THE REQUEST:
Scan the lines below for the string "have" and copy every one that has it.

Stored records:
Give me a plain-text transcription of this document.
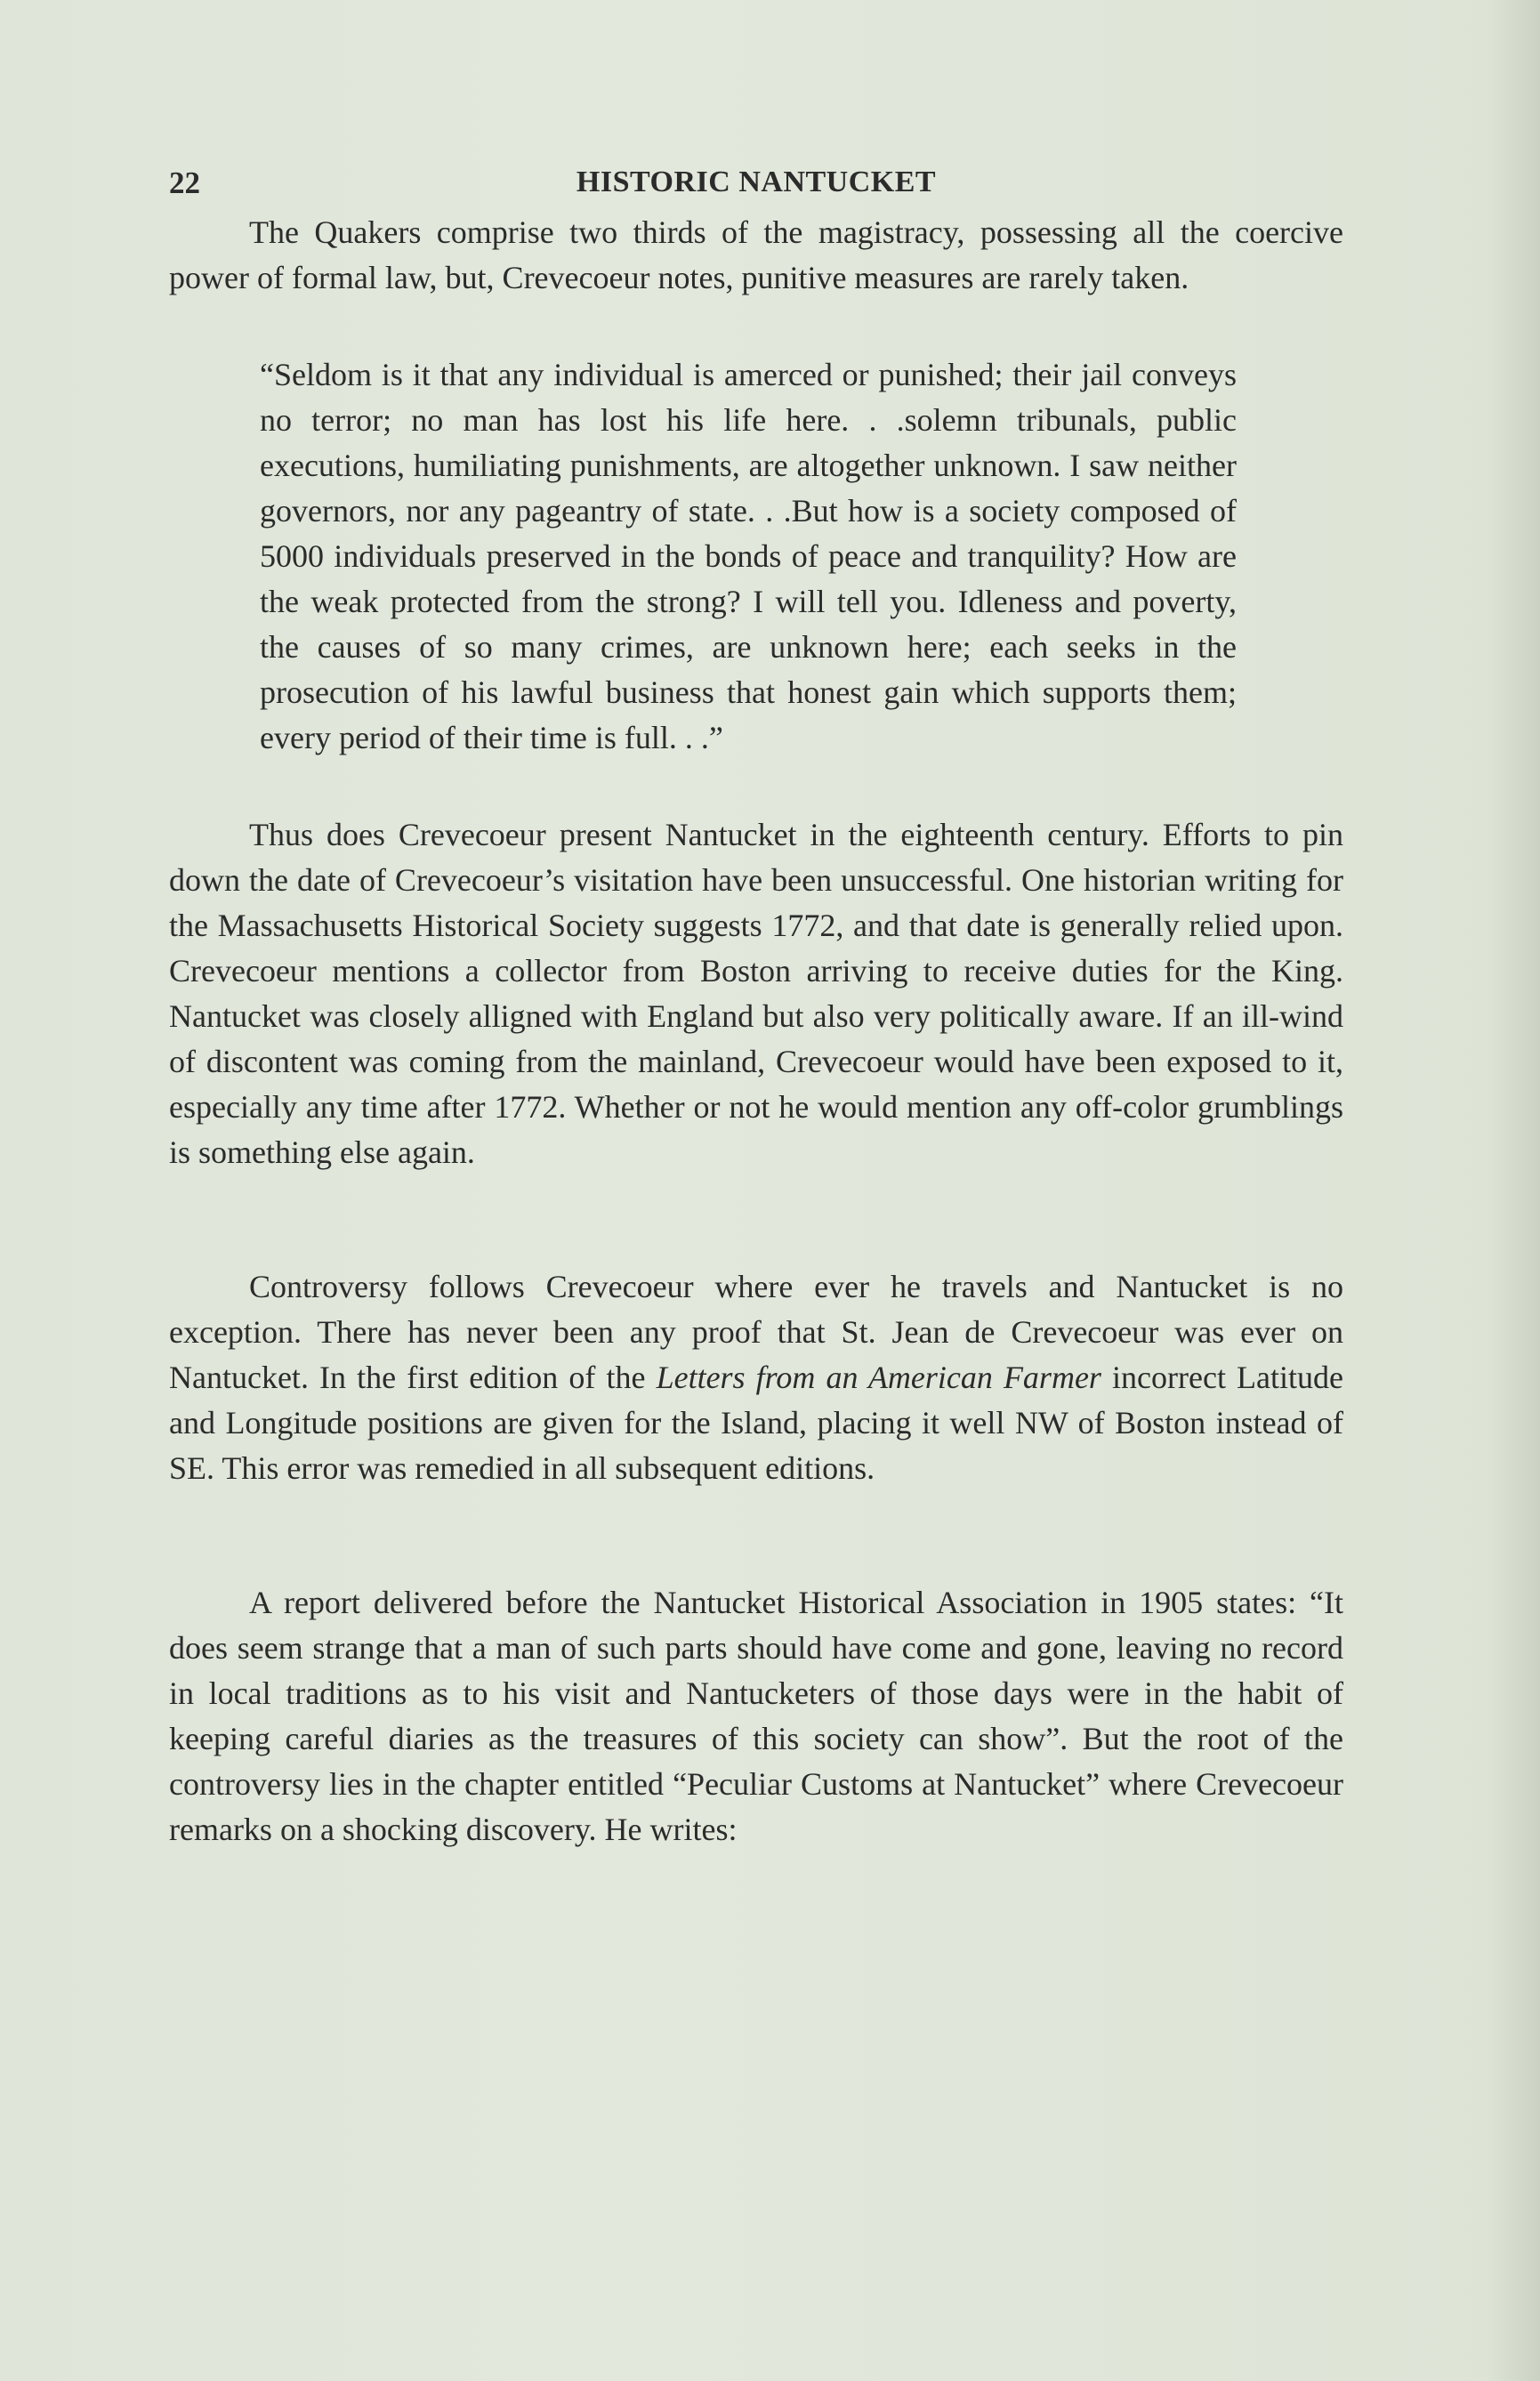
22	HISTORIC NANTUCKET

The Quakers comprise two thirds of the magistracy, possessing all the coercive power of formal law, but, Crevecoeur notes, punitive measures are rarely taken.

“Seldom is it that any individual is amerced or punished; their jail conveys no terror; no man has lost his life here. . .solemn tribunals, public executions, humiliating punishments, are altogether unknown. I saw neither governors, nor any pageantry of state. . .But how is a society composed of 5000 individuals preserved in the bonds of peace and tranquility? How are the weak protected from the strong? I will tell you. Idleness and poverty, the causes of so many crimes, are unknown here; each seeks in the prosecution of his lawful business that honest gain which supports them; every period of their time is full. . .”

Thus does Crevecoeur present Nantucket in the eighteenth century. Efforts to pin down the date of Crevecoeur’s visitation have been unsuccessful. One historian writing for the Massachusetts Historical Society suggests 1772, and that date is generally relied upon. Crevecoeur mentions a collector from Boston arriving to receive duties for the King. Nantucket was closely alligned with England but also very politically aware. If an ill-wind of discontent was coming from the mainland, Crevecoeur would have been exposed to it, especially any time after 1772. Whether or not he would mention any off-color grumblings is something else again.

Controversy follows Crevecoeur where ever he travels and Nantucket is no exception. There has never been any proof that St. Jean de Crevecoeur was ever on Nantucket. In the first edition of the Letters from an American Farmer incorrect Latitude and Longitude positions are given for the Island, placing it well NW of Boston instead of SE. This error was remedied in all subsequent editions.

A report delivered before the Nantucket Historical Association in 1905 states: “It does seem strange that a man of such parts should have come and gone, leaving no record in local traditions as to his visit and Nantucketers of those days were in the habit of keeping careful diaries as the treasures of this society can show”. But the root of the controversy lies in the chapter entitled “Peculiar Customs at Nantucket” where Crevecoeur remarks on a shocking discovery. He writes:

TASK RESULT:
Thus does Crevecoeur present Nantucket in the eighteenth century. Efforts to pin down the date of Crevecoeur’s visitation have been unsuccessful. One historian writing for the Massachusetts Historical Society suggests 1772, and that date is generally relied upon. Crevecoeur mentions a collector from Boston arriving to receive duties for the King. Nantucket was closely alligned with England but also very politically aware. If an ill-wind of discontent was coming from the mainland, Crevecoeur would have been exposed to it, especially any time after 1772. Whether or not he would mention any off-color grumblings is something else again.
A report delivered before the Nantucket Historical Association in 1905 states: “It does seem strange that a man of such parts should have come and gone, leaving no record in local traditions as to his visit and Nantucketers of those days were in the habit of keeping careful diaries as the treasures of this society can show”. But the root of the controversy lies in the chapter entitled “Peculiar Customs at Nantucket” where Crevecoeur remarks on a shocking discovery. He writes:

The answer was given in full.